> _Goal of the exercise_
Determine how many lines in these records hold "this". Only the number is wanted.

(Figure collection entries)
(begin)
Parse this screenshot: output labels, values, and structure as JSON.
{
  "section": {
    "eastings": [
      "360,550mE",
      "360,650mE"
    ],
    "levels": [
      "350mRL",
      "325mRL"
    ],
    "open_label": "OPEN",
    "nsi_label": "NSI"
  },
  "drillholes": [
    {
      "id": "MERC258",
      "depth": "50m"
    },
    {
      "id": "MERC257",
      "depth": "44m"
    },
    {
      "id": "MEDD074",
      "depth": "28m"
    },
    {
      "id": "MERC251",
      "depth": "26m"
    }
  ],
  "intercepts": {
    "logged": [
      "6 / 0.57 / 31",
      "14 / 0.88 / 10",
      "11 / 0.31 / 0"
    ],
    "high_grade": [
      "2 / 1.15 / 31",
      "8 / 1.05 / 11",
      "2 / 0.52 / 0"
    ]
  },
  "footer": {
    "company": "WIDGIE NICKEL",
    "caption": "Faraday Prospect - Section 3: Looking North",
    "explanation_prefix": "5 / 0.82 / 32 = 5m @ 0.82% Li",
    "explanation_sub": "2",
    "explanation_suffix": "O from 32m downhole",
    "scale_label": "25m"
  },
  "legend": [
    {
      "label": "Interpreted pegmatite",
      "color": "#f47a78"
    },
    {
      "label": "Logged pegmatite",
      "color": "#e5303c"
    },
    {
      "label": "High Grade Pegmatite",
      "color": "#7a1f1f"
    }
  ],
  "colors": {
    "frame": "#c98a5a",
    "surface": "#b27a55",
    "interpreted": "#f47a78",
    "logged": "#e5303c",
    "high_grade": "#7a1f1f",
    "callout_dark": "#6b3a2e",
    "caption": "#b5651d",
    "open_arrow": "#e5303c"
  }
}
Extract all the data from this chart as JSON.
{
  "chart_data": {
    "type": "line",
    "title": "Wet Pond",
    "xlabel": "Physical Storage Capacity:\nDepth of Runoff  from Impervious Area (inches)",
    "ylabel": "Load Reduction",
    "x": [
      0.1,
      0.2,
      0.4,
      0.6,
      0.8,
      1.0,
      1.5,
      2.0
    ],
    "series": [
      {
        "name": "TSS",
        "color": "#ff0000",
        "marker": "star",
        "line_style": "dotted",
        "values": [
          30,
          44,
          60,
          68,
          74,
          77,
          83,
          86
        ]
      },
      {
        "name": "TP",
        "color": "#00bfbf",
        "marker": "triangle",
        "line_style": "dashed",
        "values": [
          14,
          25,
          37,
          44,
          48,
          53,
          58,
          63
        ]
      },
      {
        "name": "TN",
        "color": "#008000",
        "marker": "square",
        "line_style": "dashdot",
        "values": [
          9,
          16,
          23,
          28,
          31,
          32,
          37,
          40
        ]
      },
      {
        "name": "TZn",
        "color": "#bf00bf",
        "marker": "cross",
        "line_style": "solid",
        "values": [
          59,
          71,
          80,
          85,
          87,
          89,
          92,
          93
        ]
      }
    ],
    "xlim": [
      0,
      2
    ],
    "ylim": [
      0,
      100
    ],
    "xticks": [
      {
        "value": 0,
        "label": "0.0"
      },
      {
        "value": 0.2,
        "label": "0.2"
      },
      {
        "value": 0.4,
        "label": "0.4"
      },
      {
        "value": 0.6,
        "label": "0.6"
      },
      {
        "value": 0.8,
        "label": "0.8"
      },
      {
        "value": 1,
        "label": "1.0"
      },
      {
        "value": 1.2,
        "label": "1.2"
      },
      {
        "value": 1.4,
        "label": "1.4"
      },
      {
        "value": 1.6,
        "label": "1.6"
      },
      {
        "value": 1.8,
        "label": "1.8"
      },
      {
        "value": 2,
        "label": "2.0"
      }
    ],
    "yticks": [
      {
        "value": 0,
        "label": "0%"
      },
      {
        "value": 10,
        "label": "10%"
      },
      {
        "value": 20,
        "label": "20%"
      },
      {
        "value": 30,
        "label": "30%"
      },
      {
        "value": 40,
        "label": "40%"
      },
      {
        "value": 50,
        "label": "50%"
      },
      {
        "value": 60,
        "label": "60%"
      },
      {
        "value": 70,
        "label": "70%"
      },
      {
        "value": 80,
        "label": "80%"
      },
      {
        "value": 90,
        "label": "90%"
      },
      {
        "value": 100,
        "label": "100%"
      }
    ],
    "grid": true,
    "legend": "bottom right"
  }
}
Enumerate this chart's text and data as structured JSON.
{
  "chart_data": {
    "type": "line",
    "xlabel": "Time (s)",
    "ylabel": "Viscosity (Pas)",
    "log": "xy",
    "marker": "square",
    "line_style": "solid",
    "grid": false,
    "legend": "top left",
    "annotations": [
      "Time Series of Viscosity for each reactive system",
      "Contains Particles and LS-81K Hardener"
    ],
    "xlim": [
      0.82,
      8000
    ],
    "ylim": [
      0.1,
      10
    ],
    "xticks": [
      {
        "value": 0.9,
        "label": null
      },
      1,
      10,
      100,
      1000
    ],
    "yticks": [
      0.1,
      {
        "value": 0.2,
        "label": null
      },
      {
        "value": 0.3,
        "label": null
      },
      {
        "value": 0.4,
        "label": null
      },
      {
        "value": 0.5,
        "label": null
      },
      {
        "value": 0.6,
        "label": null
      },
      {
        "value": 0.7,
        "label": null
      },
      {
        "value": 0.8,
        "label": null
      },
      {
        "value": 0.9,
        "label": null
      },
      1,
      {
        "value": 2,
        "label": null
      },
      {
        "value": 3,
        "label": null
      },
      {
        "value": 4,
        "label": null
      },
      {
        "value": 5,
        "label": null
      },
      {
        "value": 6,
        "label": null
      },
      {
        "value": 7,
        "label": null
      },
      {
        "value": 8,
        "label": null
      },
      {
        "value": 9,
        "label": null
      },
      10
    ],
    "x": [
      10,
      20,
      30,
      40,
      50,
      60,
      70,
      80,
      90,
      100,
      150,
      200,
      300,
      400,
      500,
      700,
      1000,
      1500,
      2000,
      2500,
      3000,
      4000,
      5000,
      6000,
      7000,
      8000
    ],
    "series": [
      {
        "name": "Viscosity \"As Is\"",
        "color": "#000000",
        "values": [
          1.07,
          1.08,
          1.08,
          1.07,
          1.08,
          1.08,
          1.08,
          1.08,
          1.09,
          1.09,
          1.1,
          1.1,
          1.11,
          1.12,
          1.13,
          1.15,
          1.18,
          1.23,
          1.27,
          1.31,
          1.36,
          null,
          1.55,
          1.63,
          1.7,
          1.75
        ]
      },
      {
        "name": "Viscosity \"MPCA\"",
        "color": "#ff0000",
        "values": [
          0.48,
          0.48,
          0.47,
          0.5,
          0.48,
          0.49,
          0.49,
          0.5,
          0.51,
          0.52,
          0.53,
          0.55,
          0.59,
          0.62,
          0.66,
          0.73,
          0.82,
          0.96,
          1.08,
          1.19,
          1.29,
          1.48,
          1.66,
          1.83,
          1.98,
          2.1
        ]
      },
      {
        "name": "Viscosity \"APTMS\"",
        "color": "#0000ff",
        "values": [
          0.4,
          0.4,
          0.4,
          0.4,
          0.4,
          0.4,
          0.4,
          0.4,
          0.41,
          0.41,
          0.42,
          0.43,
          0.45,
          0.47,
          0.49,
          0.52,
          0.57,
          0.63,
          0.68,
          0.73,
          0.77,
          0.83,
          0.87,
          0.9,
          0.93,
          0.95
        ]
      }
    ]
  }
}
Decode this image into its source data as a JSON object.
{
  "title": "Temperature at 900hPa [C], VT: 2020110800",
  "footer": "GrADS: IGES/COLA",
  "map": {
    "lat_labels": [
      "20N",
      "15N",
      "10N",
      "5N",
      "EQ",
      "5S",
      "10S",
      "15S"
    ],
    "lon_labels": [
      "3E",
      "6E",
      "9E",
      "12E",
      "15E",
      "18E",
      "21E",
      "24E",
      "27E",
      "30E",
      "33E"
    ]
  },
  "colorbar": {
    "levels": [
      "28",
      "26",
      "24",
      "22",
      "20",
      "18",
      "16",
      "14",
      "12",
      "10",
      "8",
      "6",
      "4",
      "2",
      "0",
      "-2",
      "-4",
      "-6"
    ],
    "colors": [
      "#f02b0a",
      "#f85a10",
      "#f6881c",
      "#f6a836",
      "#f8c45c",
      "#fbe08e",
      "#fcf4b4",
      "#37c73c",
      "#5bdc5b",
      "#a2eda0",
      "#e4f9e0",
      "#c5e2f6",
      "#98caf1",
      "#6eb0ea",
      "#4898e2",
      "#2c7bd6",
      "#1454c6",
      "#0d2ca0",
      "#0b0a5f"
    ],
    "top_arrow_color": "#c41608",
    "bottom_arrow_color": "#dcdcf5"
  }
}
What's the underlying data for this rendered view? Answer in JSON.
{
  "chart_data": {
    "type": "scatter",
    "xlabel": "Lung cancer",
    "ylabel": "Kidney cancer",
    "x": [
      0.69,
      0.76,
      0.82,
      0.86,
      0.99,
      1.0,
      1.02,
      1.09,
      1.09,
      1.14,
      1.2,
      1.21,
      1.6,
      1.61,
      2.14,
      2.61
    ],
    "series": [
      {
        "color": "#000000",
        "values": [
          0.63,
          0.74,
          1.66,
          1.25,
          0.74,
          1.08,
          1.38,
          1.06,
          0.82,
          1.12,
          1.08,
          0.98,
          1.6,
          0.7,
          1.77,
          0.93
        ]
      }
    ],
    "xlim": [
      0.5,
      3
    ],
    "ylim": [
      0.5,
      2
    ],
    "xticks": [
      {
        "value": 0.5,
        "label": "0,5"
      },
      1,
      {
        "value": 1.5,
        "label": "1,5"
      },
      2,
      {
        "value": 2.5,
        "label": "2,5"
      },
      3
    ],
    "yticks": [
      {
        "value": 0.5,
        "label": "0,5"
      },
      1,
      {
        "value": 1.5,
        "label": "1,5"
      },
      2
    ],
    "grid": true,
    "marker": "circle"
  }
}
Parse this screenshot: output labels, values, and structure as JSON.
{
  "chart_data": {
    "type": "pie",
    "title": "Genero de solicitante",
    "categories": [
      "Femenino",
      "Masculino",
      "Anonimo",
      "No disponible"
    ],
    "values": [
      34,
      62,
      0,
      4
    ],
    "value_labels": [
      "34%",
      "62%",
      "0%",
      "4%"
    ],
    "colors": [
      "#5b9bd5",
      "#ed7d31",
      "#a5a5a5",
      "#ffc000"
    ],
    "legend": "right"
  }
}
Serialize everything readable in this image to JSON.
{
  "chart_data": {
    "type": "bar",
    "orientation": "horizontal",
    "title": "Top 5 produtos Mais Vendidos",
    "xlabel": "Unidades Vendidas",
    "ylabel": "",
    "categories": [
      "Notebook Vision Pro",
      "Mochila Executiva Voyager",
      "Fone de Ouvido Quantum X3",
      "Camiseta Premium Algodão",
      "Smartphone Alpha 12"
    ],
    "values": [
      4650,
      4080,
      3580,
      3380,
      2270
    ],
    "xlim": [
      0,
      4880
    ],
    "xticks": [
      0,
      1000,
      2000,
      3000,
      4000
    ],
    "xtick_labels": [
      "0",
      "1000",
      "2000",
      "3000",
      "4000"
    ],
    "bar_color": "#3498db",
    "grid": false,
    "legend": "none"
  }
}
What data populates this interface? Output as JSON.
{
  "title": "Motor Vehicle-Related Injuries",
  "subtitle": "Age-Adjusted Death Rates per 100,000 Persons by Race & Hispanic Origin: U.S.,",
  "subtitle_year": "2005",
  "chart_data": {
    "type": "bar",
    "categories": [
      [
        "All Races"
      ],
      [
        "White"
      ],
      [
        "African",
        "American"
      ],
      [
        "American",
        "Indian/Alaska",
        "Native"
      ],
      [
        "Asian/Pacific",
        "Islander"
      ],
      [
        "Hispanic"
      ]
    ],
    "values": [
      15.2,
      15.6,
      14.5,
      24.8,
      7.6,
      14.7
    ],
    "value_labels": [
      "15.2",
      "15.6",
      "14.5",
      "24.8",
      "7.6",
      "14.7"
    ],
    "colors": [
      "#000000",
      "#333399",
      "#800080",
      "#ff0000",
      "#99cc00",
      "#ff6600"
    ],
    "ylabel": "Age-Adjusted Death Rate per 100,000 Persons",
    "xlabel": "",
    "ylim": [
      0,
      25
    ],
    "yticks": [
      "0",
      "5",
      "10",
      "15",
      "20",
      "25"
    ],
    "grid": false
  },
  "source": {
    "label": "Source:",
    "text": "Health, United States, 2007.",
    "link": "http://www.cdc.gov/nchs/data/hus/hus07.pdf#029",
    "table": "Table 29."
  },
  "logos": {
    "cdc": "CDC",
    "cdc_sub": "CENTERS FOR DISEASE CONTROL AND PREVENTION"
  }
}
(end)
> _The output_
8